### Exercise
Output all lines exactly.

___ Records to process

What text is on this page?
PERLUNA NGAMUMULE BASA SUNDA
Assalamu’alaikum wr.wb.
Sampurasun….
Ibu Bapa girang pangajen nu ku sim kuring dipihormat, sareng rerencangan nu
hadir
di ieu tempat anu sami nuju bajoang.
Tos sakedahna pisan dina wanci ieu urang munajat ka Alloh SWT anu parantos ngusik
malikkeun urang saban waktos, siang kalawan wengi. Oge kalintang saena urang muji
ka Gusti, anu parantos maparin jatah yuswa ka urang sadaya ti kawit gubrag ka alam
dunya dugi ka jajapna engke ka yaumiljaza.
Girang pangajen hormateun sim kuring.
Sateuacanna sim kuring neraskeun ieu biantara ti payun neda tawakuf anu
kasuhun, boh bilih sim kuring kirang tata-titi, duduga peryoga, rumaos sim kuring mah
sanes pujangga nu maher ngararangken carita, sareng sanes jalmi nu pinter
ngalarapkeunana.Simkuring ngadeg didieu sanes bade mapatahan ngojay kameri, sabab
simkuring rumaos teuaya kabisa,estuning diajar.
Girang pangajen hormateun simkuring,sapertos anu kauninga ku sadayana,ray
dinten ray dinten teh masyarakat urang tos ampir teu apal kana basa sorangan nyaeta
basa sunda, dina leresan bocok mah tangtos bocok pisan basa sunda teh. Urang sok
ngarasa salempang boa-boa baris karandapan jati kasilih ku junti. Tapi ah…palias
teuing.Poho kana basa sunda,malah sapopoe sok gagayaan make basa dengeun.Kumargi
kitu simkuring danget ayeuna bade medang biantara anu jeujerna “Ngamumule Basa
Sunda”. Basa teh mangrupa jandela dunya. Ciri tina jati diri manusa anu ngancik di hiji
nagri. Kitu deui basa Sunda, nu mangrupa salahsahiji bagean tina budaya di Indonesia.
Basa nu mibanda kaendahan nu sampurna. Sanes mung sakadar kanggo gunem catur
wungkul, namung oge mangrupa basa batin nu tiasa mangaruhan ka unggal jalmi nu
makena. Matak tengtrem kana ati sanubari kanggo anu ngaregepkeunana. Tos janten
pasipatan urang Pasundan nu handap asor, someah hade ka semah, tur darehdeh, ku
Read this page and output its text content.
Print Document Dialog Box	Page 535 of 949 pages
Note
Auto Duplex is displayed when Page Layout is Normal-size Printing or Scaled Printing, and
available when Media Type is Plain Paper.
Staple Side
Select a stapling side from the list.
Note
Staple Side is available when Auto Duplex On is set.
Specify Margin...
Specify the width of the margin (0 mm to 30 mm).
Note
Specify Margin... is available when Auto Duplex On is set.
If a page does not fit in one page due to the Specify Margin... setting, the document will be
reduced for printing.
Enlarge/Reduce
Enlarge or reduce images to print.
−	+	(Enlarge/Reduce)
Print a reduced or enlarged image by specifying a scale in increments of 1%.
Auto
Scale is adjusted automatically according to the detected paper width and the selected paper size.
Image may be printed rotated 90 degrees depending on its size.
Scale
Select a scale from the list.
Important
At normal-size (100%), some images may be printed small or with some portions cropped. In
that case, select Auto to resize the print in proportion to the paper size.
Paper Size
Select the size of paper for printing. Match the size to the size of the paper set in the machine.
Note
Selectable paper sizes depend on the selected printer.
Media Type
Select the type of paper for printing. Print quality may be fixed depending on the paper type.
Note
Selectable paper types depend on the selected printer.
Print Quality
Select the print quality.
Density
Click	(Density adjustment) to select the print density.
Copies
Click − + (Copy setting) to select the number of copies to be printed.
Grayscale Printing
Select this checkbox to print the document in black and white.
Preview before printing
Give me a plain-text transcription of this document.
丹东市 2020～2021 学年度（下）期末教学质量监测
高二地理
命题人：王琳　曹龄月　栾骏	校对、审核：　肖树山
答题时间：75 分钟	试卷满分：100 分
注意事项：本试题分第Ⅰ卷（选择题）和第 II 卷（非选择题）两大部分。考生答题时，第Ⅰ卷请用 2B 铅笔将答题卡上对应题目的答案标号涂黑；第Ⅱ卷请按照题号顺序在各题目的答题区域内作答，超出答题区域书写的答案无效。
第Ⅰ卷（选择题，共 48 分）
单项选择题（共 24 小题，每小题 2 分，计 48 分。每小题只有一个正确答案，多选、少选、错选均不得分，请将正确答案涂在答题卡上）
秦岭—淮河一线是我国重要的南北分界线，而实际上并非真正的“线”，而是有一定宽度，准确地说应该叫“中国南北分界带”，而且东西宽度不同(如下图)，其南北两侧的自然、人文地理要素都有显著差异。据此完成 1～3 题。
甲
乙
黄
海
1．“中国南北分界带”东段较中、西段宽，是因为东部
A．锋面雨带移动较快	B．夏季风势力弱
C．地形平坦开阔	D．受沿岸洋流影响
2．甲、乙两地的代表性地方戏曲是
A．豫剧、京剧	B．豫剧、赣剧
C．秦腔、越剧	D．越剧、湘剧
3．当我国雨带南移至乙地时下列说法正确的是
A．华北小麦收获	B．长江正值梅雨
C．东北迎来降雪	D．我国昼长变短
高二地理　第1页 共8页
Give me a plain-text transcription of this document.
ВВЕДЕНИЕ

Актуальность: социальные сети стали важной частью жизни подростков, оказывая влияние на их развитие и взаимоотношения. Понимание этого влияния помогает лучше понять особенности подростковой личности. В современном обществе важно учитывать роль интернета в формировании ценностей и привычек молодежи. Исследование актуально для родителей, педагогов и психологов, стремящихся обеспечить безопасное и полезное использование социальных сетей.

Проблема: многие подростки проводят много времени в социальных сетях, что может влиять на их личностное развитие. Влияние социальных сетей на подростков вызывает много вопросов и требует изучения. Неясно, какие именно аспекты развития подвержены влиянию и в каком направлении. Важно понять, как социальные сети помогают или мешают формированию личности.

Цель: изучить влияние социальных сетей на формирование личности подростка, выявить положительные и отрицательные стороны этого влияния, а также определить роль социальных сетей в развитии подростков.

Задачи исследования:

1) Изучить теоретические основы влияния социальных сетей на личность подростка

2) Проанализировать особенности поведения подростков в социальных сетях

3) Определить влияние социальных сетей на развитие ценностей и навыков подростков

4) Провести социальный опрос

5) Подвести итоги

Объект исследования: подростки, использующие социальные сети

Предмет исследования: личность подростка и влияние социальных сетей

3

______

### Result
What text is on this page?
PERLUNA NGAMUMULE BASA SUNDA
Assalamu’alaikum wr.wb.
Sampurasun….
Ibu Bapa girang pangajen nu ku sim kuring dipihormat, sareng rerencangan nu
hadir
di ieu tempat anu sami nuju bajoang.
Tos sakedahna pisan dina wanci ieu urang munajat ka Alloh SWT anu parantos ngusik
malikkeun urang saban waktos, siang kalawan wengi. Oge kalintang saena urang muji
ka Gusti, anu parantos maparin jatah yuswa ka urang sadaya ti kawit gubrag ka alam
dunya dugi ka jajapna engke ka yaumiljaza.
Girang pangajen hormateun sim kuring.
Sateuacanna sim kuring neraskeun ieu biantara ti payun neda tawakuf anu
kasuhun, boh bilih sim kuring kirang tata-titi, duduga peryoga, rumaos sim kuring mah
sanes pujangga nu maher ngararangken carita, sareng sanes jalmi nu pinter
ngalarapkeunana.Simkuring ngadeg didieu sanes bade mapatahan ngojay kameri, sabab
simkuring rumaos teuaya kabisa,estuning diajar.
Girang pangajen hormateun simkuring,sapertos anu kauninga ku sadayana,ray
dinten ray dinten teh masyarakat urang tos ampir teu apal kana basa sorangan nyaeta
basa sunda, dina leresan bocok mah tangtos bocok pisan basa sunda teh. Urang sok
ngarasa salempang boa-boa baris karandapan jati kasilih ku junti. Tapi ah…palias
teuing.Poho kana basa sunda,malah sapopoe sok gagayaan make basa dengeun.Kumargi
kitu simkuring danget ayeuna bade medang biantara anu jeujerna “Ngamumule Basa
Sunda”. Basa teh mangrupa jandela dunya. Ciri tina jati diri manusa anu ngancik di hiji
nagri. Kitu deui basa Sunda, nu mangrupa salahsahiji bagean tina budaya di Indonesia.
Basa nu mibanda kaendahan nu sampurna. Sanes mung sakadar kanggo gunem catur
wungkul, namung oge mangrupa basa batin nu tiasa mangaruhan ka unggal jalmi nu
makena. Matak tengtrem kana ati sanubari kanggo anu ngaregepkeunana. Tos janten
pasipatan urang Pasundan nu handap asor, someah hade ka semah, tur darehdeh, ku
Read this page and output its text content.
Print Document Dialog Box	Page 535 of 949 pages
Note
Auto Duplex is displayed when Page Layout is Normal-size Printing or Scaled Printing, and
available when Media Type is Plain Paper.
Staple Side
Select a stapling side from the list.
Note
Staple Side is available when Auto Duplex On is set.
Specify Margin...
Specify the width of the margin (0 mm to 30 mm).
Note
Specify Margin... is available when Auto Duplex On is set.
If a page does not fit in one page due to the Specify Margin... setting, the document will be
reduced for printing.
Enlarge/Reduce
Enlarge or reduce images to print.
−	+	(Enlarge/Reduce)
Print a reduced or enlarged image by specifying a scale in increments of 1%.
Auto
Scale is adjusted automatically according to the detected paper width and the selected paper size.
Image may be printed rotated 90 degrees depending on its size.
Scale
Select a scale from the list.
Important
At normal-size (100%), some images may be printed small or with some portions cropped. In
that case, select Auto to resize the print in proportion to the paper size.
Paper Size
Select the size of paper for printing. Match the size to the size of the paper set in the machine.
Note
Selectable paper sizes depend on the selected printer.
Media Type
Select the type of paper for printing. Print quality may be fixed depending on the paper type.
Note
Selectable paper types depend on the selected printer.
Print Quality
Select the print quality.
Density
Click	(Density adjustment) to select the print density.
Copies
Click − + (Copy setting) to select the number of copies to be printed.
Grayscale Printing
Select this checkbox to print the document in black and white.
Preview before printing
Give me a plain-text transcription of this document.
丹东市 2020～2021 学年度（下）期末教学质量监测
高二地理
命题人：王琳　曹龄月　栾骏	校对、审核：　肖树山
答题时间：75 分钟	试卷满分：100 分
注意事项：本试题分第Ⅰ卷（选择题）和第 II 卷（非选择题）两大部分。考生答题时，第Ⅰ卷请用 2B 铅笔将答题卡上对应题目的答案标号涂黑；第Ⅱ卷请按照题号顺序在各题目的答题区域内作答，超出答题区域书写的答案无效。
第Ⅰ卷（选择题，共 48 分）
单项选择题（共 24 小题，每小题 2 分，计 48 分。每小题只有一个正确答案，多选、少选、错选均不得分，请将正确答案涂在答题卡上）
秦岭—淮河一线是我国重要的南北分界线，而实际上并非真正的“线”，而是有一定宽度，准确地说应该叫“中国南北分界带”，而且东西宽度不同(如下图)，其南北两侧的自然、人文地理要素都有显著差异。据此完成 1～3 题。
甲
乙
黄
海
1．“中国南北分界带”东段较中、西段宽，是因为东部
A．锋面雨带移动较快	B．夏季风势力弱
C．地形平坦开阔	D．受沿岸洋流影响
2．甲、乙两地的代表性地方戏曲是
A．豫剧、京剧	B．豫剧、赣剧
C．秦腔、越剧	D．越剧、湘剧
3．当我国雨带南移至乙地时下列说法正确的是
A．华北小麦收获	B．长江正值梅雨
C．东北迎来降雪	D．我国昼长变短
高二地理　第1页 共8页
Give me a plain-text transcription of this document.
ВВЕДЕНИЕ

Актуальность: социальные сети стали важной частью жизни подростков, оказывая влияние на их развитие и взаимоотношения. Понимание этого влияния помогает лучше понять особенности подростковой личности. В современном обществе важно учитывать роль интернета в формировании ценностей и привычек молодежи. Исследование актуально для родителей, педагогов и психологов, стремящихся обеспечить безопасное и полезное использование социальных сетей.

Проблема: многие подростки проводят много времени в социальных сетях, что может влиять на их личностное развитие. Влияние социальных сетей на подростков вызывает много вопросов и требует изучения. Неясно, какие именно аспекты развития подвержены влиянию и в каком направлении. Важно понять, как социальные сети помогают или мешают формированию личности.

Цель: изучить влияние социальных сетей на формирование личности подростка, выявить положительные и отрицательные стороны этого влияния, а также определить роль социальных сетей в развитии подростков.

Задачи исследования:

1) Изучить теоретические основы влияния социальных сетей на личность подростка

2) Проанализировать особенности поведения подростков в социальных сетях

3) Определить влияние социальных сетей на развитие ценностей и навыков подростков

4) Провести социальный опрос

5) Подвести итоги

Объект исследования: подростки, использующие социальные сети

Предмет исследования: личность подростка и влияние социальных сетей

3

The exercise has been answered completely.